- Source data -

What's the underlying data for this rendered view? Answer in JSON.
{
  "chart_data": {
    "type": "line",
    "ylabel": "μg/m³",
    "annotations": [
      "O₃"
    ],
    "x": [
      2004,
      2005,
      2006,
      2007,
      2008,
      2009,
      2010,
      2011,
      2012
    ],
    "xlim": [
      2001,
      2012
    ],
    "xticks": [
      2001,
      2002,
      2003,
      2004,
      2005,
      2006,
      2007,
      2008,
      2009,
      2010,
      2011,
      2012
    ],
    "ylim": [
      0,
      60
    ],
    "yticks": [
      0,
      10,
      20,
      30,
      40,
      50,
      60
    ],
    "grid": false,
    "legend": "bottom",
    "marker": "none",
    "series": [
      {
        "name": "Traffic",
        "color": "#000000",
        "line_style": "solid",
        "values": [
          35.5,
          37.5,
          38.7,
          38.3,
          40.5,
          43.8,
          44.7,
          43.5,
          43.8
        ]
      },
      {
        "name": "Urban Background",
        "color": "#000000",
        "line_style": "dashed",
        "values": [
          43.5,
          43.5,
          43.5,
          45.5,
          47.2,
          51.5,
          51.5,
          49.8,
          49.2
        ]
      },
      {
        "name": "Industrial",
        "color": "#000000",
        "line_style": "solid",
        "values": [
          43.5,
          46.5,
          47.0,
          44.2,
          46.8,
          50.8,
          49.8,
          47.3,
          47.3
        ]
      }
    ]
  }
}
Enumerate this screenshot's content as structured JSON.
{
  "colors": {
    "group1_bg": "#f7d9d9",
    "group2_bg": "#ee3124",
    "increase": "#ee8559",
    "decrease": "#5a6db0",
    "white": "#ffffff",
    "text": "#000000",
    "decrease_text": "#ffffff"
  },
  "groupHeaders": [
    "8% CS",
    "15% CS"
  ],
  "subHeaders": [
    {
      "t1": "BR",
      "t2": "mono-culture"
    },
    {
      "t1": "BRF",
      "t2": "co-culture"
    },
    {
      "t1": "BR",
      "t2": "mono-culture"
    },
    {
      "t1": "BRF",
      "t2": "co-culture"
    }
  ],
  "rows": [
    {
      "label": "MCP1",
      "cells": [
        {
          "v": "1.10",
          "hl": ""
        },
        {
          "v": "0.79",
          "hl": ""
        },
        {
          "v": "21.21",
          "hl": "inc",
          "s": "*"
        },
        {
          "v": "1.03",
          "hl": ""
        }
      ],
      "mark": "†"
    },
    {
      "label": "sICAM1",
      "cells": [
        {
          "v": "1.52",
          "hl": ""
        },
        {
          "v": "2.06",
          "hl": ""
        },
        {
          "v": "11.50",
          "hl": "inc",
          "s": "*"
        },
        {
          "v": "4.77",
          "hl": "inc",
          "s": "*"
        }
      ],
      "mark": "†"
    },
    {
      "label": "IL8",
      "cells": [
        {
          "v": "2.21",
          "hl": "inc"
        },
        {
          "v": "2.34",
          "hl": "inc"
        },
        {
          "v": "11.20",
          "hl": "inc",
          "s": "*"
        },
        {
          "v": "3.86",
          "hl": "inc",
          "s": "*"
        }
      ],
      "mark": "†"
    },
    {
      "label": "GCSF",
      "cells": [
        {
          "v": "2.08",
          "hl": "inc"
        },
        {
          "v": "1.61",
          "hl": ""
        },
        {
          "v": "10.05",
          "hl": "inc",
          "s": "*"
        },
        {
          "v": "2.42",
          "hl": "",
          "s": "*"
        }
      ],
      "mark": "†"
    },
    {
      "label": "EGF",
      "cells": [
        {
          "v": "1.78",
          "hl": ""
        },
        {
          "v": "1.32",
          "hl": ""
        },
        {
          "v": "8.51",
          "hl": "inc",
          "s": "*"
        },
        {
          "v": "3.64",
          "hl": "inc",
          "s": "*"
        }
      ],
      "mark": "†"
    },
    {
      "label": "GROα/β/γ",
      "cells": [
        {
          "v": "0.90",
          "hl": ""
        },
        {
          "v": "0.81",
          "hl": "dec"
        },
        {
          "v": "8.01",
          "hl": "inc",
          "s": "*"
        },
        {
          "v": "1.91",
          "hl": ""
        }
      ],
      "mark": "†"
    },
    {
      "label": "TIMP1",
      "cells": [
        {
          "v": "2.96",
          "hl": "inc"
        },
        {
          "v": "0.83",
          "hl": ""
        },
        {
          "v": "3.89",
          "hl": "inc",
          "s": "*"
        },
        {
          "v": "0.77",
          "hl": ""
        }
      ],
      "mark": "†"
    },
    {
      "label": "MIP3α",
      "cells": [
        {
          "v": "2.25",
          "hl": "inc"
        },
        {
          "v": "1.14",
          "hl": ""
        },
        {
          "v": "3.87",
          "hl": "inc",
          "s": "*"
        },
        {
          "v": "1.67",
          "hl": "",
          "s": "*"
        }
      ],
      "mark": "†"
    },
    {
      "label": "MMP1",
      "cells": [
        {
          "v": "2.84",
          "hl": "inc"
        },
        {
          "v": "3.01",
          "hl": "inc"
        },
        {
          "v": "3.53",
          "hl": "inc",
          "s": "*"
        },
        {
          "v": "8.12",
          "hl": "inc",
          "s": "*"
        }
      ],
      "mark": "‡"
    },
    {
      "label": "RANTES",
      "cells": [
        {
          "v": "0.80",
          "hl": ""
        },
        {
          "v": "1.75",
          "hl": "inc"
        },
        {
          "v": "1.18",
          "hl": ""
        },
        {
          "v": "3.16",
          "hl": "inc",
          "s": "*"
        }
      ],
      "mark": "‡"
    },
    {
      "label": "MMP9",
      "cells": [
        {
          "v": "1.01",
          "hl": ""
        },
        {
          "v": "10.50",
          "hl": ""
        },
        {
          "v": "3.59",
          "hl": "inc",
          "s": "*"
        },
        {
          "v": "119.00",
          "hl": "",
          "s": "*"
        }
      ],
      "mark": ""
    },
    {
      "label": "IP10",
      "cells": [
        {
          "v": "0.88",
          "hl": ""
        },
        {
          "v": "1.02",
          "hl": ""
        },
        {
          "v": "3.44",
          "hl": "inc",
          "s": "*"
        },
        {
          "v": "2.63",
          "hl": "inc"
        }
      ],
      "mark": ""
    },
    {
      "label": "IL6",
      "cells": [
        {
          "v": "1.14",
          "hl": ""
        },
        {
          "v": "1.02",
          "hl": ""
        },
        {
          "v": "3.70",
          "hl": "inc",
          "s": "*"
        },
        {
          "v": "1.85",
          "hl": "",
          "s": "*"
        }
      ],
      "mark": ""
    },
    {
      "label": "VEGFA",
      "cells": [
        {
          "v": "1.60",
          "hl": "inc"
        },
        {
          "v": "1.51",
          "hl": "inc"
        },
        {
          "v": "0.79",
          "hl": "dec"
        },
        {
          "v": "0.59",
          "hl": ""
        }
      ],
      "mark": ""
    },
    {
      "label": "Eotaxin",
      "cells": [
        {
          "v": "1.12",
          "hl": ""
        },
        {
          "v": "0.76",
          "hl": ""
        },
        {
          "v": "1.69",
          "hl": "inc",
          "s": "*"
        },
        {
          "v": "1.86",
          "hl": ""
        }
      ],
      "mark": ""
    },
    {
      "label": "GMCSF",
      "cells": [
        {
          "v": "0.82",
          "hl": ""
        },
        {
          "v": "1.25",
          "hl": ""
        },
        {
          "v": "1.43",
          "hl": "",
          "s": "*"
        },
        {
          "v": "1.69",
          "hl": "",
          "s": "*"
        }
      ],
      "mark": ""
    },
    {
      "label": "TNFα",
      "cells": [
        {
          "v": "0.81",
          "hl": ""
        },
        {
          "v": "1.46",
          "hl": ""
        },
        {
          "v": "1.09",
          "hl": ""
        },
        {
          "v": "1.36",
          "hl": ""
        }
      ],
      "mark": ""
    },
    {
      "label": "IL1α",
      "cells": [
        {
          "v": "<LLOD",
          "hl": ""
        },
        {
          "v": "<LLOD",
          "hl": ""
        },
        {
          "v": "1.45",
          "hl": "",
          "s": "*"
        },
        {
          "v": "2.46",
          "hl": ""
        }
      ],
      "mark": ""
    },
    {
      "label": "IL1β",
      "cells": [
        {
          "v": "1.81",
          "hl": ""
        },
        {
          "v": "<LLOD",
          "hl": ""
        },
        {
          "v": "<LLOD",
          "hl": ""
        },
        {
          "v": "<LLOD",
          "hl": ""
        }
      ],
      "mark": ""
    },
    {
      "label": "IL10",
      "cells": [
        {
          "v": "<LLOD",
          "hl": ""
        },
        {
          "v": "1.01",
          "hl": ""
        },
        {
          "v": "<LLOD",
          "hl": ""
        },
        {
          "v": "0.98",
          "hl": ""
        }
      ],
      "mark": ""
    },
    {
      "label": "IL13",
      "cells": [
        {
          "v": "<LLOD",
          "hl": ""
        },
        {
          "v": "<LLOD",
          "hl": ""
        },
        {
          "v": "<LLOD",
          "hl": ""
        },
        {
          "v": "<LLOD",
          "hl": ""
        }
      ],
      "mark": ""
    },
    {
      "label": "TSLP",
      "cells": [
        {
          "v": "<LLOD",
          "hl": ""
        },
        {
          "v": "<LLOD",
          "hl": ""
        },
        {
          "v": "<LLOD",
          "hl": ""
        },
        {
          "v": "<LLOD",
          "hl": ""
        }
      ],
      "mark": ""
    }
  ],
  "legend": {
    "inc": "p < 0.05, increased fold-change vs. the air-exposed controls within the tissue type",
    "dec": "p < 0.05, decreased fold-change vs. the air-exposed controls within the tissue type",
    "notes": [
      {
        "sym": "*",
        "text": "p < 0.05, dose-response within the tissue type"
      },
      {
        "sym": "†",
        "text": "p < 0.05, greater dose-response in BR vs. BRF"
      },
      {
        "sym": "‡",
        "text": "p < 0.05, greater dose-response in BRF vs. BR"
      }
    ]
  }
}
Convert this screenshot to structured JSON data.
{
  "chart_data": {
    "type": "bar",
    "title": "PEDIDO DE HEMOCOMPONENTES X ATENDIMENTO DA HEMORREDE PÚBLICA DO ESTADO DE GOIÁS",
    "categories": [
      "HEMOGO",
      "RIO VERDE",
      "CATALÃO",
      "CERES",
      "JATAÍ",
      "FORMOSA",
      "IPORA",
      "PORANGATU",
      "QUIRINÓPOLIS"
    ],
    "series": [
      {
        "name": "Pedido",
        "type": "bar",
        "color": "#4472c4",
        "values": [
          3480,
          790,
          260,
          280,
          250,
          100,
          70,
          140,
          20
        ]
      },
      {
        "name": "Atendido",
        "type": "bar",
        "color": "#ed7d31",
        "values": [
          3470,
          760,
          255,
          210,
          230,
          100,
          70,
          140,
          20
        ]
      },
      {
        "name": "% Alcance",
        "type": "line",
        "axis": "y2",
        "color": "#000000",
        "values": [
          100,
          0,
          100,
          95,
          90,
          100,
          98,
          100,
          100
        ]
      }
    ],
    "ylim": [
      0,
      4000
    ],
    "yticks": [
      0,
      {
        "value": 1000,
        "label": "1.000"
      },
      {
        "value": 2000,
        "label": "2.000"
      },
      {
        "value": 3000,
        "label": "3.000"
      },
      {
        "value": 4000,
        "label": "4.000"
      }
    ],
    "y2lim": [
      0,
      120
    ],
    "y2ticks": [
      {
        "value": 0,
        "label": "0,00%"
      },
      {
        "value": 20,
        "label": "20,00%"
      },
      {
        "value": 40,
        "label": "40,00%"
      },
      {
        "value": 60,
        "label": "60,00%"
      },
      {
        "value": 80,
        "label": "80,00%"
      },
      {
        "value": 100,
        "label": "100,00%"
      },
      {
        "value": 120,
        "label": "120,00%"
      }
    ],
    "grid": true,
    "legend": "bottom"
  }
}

- Challenge -
Count how many lines contain "this" and give only that count.

- Correct output -
3